* **YOUR TASK**:
Show every line that has the string "reward" in it.
_ _ _ _ _
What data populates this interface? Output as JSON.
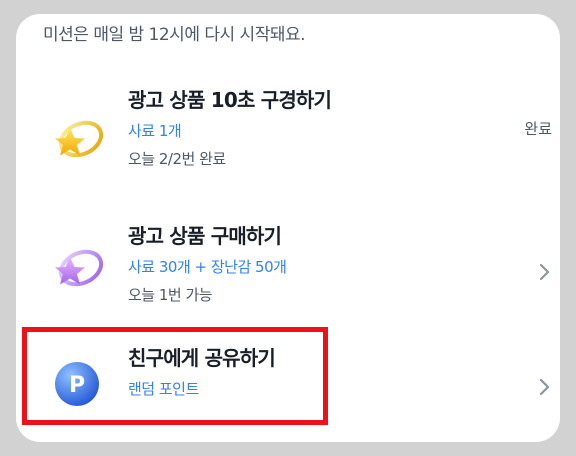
{
  "notice": "미션은 매일 밤 12시에 다시 시작돼요.",
  "missions": [
    {
      "title": "광고 상품 10초 구경하기",
      "reward": "사료 1개",
      "sub": "오늘 2/2번 완료",
      "status": "완료",
      "icon": "star-ring-icon",
      "icon_color": "#f5c518"
    },
    {
      "title": "광고 상품 구매하기",
      "reward": "사료 30개 + 장난감 50개",
      "sub": "오늘 1번 가능",
      "icon": "star-ring-icon",
      "icon_color": "#b07bea"
    },
    {
      "title": "친구에게 공유하기",
      "reward": "랜덤 포인트",
      "icon": "point-coin-icon",
      "icon_label": "P",
      "icon_color": "#2f6fe0"
    }
  ],
  "colors": {
    "accent": "#3182f6",
    "highlight": "#f0101a"
  }
}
_ _ _ _ _
* **ANSWER TO THIS EXERCISE**:
      "reward": "사료 1개",
      "reward": "사료 30개 + 장난감 50개",
      "reward": "랜덤 포인트",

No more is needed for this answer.